**Directive**
Search the listing below for the word "Sada" and copy each line that holds it.

**Dataset items**
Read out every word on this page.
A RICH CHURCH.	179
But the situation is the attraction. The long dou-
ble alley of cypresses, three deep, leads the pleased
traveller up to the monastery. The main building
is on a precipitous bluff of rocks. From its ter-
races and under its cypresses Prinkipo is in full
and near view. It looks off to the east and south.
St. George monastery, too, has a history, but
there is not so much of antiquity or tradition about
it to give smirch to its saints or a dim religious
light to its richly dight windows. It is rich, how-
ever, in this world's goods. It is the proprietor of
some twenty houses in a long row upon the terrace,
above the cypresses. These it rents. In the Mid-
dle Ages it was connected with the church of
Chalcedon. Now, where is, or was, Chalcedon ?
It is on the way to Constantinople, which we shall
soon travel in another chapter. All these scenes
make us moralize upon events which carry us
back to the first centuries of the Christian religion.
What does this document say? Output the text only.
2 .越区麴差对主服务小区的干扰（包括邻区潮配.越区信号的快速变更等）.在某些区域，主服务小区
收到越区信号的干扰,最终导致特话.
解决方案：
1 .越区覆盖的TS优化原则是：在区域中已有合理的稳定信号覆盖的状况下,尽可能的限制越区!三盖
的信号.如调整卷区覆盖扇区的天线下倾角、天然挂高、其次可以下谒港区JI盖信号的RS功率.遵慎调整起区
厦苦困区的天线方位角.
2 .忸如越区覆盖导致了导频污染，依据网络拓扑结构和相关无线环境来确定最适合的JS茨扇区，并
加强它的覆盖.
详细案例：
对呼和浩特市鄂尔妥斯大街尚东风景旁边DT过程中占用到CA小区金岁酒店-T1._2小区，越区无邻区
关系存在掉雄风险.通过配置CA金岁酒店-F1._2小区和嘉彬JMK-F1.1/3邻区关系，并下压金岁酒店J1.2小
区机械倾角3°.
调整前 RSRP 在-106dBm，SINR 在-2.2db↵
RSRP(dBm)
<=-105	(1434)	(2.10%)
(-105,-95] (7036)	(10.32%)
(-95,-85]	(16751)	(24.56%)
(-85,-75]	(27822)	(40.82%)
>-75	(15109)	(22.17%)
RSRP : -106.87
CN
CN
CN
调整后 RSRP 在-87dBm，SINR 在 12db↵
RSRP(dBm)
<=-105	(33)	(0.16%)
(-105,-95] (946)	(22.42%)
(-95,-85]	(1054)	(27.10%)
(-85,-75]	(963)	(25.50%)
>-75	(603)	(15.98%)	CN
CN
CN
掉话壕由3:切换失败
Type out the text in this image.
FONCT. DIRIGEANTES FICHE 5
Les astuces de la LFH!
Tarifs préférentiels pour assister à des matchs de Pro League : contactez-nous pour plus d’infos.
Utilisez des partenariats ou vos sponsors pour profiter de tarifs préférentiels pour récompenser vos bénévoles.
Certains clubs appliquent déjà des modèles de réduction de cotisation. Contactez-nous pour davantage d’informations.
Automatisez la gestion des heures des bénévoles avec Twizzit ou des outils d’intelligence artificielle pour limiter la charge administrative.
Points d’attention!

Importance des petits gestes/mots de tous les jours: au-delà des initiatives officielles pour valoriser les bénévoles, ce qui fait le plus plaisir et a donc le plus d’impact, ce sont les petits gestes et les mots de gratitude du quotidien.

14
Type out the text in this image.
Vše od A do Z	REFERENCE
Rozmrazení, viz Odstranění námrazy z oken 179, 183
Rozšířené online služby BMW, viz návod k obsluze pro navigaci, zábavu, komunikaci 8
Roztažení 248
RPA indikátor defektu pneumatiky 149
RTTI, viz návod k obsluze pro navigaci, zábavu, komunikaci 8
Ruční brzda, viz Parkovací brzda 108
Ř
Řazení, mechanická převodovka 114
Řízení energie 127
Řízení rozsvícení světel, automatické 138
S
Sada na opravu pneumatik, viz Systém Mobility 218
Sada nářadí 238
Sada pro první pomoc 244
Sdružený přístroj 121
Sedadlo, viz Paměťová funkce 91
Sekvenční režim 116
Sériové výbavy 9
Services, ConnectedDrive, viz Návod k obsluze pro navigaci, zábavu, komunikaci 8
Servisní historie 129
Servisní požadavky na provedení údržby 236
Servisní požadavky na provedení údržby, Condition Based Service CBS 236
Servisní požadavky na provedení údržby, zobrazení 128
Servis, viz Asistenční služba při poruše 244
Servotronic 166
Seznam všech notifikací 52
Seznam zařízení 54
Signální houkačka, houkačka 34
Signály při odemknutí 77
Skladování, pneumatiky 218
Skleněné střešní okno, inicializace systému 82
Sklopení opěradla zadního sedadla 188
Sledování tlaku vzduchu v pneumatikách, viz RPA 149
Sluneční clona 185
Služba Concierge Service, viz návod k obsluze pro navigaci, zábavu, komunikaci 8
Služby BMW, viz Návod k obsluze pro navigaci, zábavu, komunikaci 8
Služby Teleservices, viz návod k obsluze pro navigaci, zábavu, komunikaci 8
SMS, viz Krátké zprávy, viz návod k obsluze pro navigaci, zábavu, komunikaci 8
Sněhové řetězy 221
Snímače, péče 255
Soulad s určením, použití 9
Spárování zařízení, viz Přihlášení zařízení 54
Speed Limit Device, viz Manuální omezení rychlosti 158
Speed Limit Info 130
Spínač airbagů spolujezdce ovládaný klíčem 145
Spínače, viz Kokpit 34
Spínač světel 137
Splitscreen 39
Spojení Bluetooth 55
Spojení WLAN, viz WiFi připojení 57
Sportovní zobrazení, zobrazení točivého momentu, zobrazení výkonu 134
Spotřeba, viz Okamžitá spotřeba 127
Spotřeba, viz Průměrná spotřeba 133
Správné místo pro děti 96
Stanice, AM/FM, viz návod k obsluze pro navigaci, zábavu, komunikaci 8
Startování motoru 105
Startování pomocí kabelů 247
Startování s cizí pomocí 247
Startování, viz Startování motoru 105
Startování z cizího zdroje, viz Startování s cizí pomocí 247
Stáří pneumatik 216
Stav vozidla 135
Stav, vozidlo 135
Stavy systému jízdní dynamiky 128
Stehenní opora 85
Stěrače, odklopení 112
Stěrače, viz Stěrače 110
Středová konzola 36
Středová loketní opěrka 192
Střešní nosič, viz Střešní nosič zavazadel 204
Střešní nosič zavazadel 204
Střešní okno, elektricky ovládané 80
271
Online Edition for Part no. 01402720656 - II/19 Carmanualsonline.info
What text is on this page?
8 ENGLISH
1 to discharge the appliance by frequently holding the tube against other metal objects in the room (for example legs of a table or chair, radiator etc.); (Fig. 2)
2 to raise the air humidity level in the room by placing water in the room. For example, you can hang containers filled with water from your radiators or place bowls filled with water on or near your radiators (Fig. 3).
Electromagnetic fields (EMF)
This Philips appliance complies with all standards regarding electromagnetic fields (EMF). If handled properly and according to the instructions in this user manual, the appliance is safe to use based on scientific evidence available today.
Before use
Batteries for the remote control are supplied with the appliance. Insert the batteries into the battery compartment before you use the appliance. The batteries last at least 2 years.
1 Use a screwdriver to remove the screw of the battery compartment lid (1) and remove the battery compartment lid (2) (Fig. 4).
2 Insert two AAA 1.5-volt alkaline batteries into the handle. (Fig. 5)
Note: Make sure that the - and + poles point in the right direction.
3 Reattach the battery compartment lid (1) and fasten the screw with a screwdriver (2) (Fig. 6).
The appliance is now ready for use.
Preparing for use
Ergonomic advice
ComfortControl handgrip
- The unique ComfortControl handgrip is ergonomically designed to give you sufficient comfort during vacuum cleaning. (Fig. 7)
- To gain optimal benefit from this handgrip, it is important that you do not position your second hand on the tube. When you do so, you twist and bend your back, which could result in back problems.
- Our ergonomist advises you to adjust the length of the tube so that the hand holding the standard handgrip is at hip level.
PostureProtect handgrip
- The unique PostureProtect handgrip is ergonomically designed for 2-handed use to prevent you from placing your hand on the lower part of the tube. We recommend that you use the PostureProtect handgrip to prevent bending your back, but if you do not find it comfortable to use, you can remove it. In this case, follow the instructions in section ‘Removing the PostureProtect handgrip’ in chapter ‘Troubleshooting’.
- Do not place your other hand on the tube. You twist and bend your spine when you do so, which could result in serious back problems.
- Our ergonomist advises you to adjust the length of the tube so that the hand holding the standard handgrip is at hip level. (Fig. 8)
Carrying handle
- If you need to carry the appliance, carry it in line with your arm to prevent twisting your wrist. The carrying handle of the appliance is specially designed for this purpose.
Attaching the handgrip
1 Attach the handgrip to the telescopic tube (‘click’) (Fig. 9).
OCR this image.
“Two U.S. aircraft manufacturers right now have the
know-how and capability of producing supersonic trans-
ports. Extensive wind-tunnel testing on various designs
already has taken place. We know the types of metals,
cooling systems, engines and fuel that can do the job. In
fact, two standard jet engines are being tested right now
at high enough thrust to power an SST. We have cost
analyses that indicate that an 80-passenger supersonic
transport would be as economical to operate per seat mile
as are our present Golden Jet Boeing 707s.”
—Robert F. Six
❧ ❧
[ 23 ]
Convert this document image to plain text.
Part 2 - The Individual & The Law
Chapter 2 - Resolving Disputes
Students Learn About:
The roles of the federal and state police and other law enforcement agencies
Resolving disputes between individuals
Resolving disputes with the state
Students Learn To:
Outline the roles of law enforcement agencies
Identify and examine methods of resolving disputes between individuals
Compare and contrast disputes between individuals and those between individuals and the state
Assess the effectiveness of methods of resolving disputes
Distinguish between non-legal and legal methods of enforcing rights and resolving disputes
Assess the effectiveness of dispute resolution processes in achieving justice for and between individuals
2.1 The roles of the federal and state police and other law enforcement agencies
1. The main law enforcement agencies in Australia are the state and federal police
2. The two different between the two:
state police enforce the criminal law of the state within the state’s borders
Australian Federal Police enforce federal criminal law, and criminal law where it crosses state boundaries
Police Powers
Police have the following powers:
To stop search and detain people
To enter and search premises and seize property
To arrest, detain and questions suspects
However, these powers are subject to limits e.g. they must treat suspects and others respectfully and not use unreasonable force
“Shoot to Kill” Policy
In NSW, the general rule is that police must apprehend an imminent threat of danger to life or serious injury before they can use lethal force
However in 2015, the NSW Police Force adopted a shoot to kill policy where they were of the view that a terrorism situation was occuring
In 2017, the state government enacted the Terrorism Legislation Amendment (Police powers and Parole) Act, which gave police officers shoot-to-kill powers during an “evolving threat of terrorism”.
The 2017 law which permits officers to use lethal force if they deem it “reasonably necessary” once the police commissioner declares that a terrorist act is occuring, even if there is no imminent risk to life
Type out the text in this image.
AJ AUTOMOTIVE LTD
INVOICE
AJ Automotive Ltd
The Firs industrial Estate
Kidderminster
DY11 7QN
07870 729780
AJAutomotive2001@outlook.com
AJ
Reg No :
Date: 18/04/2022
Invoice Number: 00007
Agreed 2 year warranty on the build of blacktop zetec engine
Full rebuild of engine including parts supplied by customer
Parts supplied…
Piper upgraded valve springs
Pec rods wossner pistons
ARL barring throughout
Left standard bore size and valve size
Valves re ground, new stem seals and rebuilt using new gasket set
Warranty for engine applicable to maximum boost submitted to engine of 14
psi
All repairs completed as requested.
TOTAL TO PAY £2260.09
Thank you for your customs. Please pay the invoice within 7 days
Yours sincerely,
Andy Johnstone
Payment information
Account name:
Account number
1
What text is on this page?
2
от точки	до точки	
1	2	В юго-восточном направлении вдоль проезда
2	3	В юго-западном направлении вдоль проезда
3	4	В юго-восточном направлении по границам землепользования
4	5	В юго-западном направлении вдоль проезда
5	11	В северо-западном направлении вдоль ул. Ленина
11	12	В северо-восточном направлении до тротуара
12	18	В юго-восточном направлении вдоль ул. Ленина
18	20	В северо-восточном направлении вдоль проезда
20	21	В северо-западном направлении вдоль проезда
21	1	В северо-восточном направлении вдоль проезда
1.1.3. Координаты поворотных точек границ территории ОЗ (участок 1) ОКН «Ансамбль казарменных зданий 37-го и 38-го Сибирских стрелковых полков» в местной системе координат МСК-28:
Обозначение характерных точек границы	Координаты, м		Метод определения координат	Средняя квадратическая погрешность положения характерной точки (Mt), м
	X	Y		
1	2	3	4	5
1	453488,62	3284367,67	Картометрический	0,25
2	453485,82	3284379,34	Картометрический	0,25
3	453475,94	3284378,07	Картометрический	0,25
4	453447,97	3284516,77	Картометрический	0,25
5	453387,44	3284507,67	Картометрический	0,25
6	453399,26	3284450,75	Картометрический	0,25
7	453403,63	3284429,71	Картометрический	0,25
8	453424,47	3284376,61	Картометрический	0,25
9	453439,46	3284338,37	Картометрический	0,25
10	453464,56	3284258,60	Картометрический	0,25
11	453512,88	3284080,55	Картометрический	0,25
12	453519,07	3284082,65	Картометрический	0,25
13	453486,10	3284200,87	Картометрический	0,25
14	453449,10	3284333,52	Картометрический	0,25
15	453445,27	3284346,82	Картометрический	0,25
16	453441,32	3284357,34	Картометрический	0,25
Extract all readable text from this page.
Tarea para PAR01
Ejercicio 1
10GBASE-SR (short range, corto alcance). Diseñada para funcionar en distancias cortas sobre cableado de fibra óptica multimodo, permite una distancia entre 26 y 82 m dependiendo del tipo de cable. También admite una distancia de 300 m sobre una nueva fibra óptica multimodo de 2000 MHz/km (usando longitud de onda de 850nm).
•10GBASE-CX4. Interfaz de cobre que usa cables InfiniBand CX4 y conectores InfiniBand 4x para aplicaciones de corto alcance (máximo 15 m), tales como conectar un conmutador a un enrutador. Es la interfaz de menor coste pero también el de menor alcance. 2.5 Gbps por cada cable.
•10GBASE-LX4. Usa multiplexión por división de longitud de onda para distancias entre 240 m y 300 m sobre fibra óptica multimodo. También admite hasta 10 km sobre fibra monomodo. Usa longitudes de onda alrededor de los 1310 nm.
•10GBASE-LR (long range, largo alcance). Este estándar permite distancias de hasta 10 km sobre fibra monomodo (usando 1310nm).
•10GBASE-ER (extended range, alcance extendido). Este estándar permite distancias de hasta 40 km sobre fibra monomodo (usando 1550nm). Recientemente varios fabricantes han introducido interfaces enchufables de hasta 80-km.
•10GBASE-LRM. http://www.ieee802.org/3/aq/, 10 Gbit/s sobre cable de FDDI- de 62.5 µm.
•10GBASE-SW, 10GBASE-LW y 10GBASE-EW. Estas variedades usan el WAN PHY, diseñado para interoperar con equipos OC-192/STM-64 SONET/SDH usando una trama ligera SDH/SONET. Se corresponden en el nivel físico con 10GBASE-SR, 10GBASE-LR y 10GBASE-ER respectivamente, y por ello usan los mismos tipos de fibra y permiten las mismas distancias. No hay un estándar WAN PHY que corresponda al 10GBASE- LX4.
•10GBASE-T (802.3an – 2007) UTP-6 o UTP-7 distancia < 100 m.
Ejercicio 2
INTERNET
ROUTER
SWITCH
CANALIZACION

**Final result**
Sada na opravu pneumatik, viz Systém Mobility 218
Sada nářadí 238
Sada pro první pomoc 244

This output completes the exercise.